[GOAL OF THE EXERCISE]:
Go through the data below line by line and count those containing the word "JSON". Reply with the count only.
##########
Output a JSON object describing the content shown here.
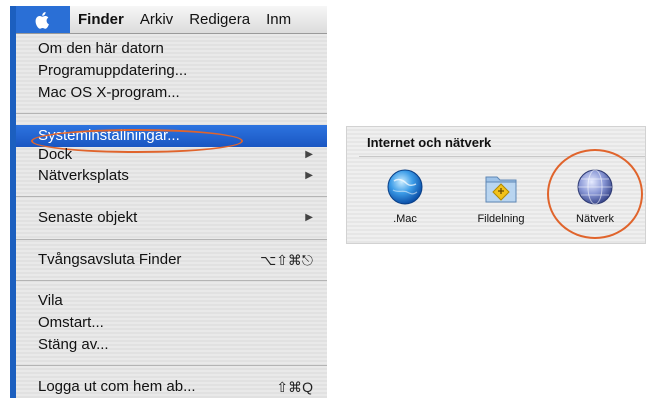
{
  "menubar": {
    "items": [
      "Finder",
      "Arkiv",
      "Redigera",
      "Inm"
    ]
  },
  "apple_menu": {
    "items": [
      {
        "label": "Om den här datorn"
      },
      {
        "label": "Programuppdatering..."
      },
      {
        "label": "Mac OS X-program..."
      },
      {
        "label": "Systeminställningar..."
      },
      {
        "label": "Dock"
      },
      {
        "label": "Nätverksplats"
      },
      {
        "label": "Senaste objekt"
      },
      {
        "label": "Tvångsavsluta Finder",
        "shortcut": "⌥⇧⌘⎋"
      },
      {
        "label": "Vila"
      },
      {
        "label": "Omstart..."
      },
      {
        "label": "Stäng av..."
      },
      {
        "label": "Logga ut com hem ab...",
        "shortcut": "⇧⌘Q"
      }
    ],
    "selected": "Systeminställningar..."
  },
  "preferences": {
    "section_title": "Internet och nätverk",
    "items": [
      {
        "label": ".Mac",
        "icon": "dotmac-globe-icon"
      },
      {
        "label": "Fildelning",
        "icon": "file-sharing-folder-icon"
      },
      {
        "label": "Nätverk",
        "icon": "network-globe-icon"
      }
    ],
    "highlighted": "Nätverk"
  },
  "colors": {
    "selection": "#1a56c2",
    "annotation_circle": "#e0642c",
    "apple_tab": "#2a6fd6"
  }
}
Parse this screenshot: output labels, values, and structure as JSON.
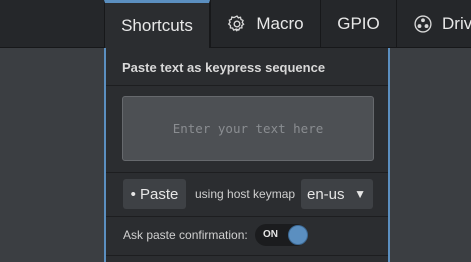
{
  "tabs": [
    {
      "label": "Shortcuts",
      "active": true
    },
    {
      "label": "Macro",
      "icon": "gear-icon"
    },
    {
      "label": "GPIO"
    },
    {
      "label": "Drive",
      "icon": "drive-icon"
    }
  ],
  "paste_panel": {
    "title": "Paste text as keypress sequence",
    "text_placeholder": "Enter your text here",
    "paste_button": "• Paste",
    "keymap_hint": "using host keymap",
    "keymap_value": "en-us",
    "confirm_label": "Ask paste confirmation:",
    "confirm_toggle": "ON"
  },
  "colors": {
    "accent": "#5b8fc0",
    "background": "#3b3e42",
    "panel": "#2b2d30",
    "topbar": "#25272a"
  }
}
##########
[REPLY TO THE TASK]:
2